• **Problem**:
Report how many lines contain "Transform". Give the number and nothing else.

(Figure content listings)

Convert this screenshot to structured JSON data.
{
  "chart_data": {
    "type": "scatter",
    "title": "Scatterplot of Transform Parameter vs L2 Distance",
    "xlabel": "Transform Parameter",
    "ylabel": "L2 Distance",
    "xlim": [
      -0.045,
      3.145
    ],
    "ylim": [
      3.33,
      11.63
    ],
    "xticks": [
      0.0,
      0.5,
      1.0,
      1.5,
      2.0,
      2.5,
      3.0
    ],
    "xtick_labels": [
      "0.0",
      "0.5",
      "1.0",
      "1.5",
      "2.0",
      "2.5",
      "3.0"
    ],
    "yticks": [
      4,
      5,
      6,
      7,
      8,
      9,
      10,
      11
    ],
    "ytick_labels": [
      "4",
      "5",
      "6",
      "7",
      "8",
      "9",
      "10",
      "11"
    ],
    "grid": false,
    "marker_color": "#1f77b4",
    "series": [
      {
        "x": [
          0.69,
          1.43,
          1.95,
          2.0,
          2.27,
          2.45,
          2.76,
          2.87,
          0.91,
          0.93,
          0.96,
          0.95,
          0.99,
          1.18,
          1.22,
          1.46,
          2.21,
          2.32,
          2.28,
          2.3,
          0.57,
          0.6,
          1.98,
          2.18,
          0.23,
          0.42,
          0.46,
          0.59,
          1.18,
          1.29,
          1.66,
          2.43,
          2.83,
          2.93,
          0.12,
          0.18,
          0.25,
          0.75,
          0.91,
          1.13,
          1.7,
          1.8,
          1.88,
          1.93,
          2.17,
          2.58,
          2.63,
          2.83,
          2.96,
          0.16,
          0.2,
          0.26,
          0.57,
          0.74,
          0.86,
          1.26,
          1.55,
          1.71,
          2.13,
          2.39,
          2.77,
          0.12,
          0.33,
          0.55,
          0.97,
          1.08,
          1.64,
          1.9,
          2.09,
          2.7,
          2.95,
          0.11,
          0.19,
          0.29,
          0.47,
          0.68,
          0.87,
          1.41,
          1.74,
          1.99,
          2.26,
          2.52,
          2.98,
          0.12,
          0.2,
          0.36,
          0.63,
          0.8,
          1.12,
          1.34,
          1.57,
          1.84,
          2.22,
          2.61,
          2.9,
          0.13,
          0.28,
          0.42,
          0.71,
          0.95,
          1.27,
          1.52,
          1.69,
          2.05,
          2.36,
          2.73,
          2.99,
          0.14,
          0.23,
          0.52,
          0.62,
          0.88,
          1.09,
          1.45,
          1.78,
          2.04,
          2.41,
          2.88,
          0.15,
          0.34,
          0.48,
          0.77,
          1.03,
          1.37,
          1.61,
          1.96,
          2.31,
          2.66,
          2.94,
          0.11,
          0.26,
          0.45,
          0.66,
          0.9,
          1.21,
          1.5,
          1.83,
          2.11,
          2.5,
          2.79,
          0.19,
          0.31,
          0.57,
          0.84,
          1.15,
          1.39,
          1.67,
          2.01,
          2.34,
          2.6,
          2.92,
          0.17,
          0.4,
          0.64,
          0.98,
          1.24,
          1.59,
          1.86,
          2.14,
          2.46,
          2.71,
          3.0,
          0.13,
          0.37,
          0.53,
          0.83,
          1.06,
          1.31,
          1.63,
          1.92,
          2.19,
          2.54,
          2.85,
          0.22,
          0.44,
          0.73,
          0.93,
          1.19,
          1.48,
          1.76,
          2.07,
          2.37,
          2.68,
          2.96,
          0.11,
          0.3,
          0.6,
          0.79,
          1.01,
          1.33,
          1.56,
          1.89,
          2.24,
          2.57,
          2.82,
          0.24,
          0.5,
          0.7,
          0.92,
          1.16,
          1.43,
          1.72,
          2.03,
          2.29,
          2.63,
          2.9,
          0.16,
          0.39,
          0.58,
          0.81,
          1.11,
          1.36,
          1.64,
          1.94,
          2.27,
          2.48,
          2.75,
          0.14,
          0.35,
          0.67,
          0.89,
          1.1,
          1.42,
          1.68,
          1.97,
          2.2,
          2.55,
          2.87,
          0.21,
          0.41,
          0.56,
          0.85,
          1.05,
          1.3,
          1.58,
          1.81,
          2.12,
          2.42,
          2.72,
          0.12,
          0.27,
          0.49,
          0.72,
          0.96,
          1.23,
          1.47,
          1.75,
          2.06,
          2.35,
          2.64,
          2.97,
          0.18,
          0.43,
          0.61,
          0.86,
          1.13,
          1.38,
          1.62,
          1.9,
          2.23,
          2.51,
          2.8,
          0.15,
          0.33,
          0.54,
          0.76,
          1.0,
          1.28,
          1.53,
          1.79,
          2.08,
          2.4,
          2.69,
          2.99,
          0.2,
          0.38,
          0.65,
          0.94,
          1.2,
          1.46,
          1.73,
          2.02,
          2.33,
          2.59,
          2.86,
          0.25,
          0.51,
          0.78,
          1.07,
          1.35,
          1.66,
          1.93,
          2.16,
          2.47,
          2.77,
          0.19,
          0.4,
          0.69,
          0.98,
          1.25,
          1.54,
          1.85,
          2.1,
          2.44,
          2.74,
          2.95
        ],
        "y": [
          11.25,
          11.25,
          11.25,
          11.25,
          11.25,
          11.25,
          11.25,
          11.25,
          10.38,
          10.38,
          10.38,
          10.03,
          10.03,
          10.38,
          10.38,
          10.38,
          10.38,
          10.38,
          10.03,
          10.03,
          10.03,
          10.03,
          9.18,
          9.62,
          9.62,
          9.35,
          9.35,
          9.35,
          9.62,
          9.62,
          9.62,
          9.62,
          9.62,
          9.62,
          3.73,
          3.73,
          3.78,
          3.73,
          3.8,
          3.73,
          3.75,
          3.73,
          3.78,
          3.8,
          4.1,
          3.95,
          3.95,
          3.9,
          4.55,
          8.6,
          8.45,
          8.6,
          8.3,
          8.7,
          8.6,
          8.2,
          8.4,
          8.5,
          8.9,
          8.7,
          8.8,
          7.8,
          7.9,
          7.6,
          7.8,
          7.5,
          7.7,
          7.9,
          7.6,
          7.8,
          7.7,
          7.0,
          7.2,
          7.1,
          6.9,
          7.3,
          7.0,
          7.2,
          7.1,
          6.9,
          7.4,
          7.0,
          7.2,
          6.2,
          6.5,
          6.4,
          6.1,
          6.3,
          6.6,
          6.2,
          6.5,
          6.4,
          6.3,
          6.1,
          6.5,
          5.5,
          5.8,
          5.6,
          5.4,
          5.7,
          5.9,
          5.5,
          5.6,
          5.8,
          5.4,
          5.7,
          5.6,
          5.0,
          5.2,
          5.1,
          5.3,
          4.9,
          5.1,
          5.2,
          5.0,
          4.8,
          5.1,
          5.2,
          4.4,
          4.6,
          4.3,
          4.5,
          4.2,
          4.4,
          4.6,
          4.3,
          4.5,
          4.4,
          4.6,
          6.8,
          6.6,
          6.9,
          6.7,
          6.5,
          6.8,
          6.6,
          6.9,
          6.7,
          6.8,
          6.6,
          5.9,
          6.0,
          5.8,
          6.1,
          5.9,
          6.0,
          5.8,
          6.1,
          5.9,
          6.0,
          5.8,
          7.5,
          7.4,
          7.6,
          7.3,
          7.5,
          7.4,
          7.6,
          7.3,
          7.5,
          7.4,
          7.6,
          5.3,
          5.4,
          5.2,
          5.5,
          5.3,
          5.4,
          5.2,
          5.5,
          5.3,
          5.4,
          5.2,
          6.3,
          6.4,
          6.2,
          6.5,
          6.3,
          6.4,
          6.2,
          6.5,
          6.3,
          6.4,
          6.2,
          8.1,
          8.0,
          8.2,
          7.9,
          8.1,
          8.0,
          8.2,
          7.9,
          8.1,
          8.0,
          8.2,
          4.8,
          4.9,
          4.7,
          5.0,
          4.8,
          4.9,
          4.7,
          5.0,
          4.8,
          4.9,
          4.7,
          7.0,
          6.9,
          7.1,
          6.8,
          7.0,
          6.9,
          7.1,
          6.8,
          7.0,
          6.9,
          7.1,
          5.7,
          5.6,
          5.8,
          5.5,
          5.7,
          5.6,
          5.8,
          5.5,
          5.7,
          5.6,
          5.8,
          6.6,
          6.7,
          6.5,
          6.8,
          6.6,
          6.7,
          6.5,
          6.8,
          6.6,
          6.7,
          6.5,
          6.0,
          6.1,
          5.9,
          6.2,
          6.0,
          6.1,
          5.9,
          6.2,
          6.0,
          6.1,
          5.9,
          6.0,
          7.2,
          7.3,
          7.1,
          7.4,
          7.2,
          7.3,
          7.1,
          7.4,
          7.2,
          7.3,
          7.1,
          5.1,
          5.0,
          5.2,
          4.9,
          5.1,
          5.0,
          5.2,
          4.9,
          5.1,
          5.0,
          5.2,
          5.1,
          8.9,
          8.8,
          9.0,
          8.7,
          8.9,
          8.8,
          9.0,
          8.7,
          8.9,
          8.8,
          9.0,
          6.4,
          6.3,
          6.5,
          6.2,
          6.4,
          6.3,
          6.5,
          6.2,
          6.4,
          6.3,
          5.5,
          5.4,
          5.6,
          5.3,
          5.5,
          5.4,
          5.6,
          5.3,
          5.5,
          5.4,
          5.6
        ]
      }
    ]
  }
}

• **Output for this exercise**:
2